- _Your task_
Your task is to print every entry below exactly as given.

* * * * *

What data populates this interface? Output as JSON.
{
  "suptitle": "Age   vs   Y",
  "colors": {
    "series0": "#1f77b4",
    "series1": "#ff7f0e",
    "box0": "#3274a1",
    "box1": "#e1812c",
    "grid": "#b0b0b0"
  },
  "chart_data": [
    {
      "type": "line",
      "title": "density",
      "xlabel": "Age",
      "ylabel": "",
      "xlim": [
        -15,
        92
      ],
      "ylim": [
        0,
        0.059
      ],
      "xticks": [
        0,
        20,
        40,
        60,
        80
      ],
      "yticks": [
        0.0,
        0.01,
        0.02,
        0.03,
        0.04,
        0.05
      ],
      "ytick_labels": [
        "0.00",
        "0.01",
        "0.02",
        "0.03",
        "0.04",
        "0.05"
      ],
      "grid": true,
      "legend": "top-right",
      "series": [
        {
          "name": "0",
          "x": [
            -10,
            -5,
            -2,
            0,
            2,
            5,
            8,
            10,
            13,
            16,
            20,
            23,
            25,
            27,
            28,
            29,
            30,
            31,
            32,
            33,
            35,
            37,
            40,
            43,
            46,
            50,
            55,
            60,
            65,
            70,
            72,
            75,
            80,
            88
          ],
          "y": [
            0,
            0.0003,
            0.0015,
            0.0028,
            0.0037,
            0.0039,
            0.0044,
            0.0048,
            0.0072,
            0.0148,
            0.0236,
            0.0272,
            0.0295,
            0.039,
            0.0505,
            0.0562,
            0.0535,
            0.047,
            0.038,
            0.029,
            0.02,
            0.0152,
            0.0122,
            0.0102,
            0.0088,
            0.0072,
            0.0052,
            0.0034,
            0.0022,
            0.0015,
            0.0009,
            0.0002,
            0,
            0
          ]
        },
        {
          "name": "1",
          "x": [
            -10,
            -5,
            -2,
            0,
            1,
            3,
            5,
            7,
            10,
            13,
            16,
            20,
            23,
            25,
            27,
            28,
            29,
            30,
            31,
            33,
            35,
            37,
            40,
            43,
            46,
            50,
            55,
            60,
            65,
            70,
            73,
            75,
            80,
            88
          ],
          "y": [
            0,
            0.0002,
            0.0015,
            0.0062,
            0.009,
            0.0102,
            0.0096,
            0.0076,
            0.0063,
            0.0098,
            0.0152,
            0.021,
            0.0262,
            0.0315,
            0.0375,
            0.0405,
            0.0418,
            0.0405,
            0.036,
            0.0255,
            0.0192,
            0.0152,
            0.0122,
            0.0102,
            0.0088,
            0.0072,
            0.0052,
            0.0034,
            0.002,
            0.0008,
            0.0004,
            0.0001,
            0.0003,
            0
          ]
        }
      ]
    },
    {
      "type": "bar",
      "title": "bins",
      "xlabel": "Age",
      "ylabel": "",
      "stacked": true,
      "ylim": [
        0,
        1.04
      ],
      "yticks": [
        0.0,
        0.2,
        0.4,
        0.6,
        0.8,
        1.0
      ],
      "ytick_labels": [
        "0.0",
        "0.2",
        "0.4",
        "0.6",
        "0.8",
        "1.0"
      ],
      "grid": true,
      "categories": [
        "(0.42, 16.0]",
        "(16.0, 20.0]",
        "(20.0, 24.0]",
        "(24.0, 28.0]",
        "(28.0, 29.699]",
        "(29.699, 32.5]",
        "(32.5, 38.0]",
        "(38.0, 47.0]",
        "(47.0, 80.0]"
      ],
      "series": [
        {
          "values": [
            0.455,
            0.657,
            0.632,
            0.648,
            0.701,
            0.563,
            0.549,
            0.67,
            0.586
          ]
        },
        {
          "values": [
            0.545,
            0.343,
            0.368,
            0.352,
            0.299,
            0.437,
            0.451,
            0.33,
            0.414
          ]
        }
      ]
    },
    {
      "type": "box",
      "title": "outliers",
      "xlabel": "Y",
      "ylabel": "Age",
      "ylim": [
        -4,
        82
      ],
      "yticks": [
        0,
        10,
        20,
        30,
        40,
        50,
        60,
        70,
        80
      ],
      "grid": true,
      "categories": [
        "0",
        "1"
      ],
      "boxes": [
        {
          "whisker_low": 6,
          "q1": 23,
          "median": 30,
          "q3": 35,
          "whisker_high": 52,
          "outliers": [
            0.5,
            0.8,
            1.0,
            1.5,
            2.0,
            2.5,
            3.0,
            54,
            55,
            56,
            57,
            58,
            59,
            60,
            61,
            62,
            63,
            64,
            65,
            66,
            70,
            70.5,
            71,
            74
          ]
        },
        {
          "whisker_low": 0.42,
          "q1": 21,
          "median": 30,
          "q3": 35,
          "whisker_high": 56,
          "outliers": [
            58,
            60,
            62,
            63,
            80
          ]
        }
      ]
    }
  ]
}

* * * * *

- _Exercise solution_
What data populates this interface? Output as JSON.
{
  "suptitle": "Age   vs   Y",
  "colors": {
    "series0": "#1f77b4",
    "series1": "#ff7f0e",
    "box0": "#3274a1",
    "box1": "#e1812c",
    "grid": "#b0b0b0"
  },
  "chart_data": [
    {
      "type": "line",
      "title": "density",
      "xlabel": "Age",
      "ylabel": "",
      "xlim": [
        -15,
        92
      ],
      "ylim": [
        0,
        0.059
      ],
      "xticks": [
        0,
        20,
        40,
        60,
        80
      ],
      "yticks": [
        0.0,
        0.01,
        0.02,
        0.03,
        0.04,
        0.05
      ],
      "ytick_labels": [
        "0.00",
        "0.01",
        "0.02",
        "0.03",
        "0.04",
        "0.05"
      ],
      "grid": true,
      "legend": "top-right",
      "series": [
        {
          "name": "0",
          "x": [
            -10,
            -5,
            -2,
            0,
            2,
            5,
            8,
            10,
            13,
            16,
            20,
            23,
            25,
            27,
            28,
            29,
            30,
            31,
            32,
            33,
            35,
            37,
            40,
            43,
            46,
            50,
            55,
            60,
            65,
            70,
            72,
            75,
            80,
            88
          ],
          "y": [
            0,
            0.0003,
            0.0015,
            0.0028,
            0.0037,
            0.0039,
            0.0044,
            0.0048,
            0.0072,
            0.0148,
            0.0236,
            0.0272,
            0.0295,
            0.039,
            0.0505,
            0.0562,
            0.0535,
            0.047,
            0.038,
            0.029,
            0.02,
            0.0152,
            0.0122,
            0.0102,
            0.0088,
            0.0072,
            0.0052,
            0.0034,
            0.0022,
            0.0015,
            0.0009,
            0.0002,
            0,
            0
          ]
        },
        {
          "name": "1",
          "x": [
            -10,
            -5,
            -2,
            0,
            1,
            3,
            5,
            7,
            10,
            13,
            16,
            20,
            23,
            25,
            27,
            28,
            29,
            30,
            31,
            33,
            35,
            37,
            40,
            43,
            46,
            50,
            55,
            60,
            65,
            70,
            73,
            75,
            80,
            88
          ],
          "y": [
            0,
            0.0002,
            0.0015,
            0.0062,
            0.009,
            0.0102,
            0.0096,
            0.0076,
            0.0063,
            0.0098,
            0.0152,
            0.021,
            0.0262,
            0.0315,
            0.0375,
            0.0405,
            0.0418,
            0.0405,
            0.036,
            0.0255,
            0.0192,
            0.0152,
            0.0122,
            0.0102,
            0.0088,
            0.0072,
            0.0052,
            0.0034,
            0.002,
            0.0008,
            0.0004,
            0.0001,
            0.0003,
            0
          ]
        }
      ]
    },
    {
      "type": "bar",
      "title": "bins",
      "xlabel": "Age",
      "ylabel": "",
      "stacked": true,
      "ylim": [
        0,
        1.04
      ],
      "yticks": [
        0.0,
        0.2,
        0.4,
        0.6,
        0.8,
        1.0
      ],
      "ytick_labels": [
        "0.0",
        "0.2",
        "0.4",
        "0.6",
        "0.8",
        "1.0"
      ],
      "grid": true,
      "categories": [
        "(0.42, 16.0]",
        "(16.0, 20.0]",
        "(20.0, 24.0]",
        "(24.0, 28.0]",
        "(28.0, 29.699]",
        "(29.699, 32.5]",
        "(32.5, 38.0]",
        "(38.0, 47.0]",
        "(47.0, 80.0]"
      ],
      "series": [
        {
          "values": [
            0.455,
            0.657,
            0.632,
            0.648,
            0.701,
            0.563,
            0.549,
            0.67,
            0.586
          ]
        },
        {
          "values": [
            0.545,
            0.343,
            0.368,
            0.352,
            0.299,
            0.437,
            0.451,
            0.33,
            0.414
          ]
        }
      ]
    },
    {
      "type": "box",
      "title": "outliers",
      "xlabel": "Y",
      "ylabel": "Age",
      "ylim": [
        -4,
        82
      ],
      "yticks": [
        0,
        10,
        20,
        30,
        40,
        50,
        60,
        70,
        80
      ],
      "grid": true,
      "categories": [
        "0",
        "1"
      ],
      "boxes": [
        {
          "whisker_low": 6,
          "q1": 23,
          "median": 30,
          "q3": 35,
          "whisker_high": 52,
          "outliers": [
            0.5,
            0.8,
            1.0,
            1.5,
            2.0,
            2.5,
            3.0,
            54,
            55,
            56,
            57,
            58,
            59,
            60,
            61,
            62,
            63,
            64,
            65,
            66,
            70,
            70.5,
            71,
            74
          ]
        },
        {
          "whisker_low": 0.42,
          "q1": 21,
          "median": 30,
          "q3": 35,
          "whisker_high": 56,
          "outliers": [
            58,
            60,
            62,
            63,
            80
          ]
        }
      ]
    }
  ]
}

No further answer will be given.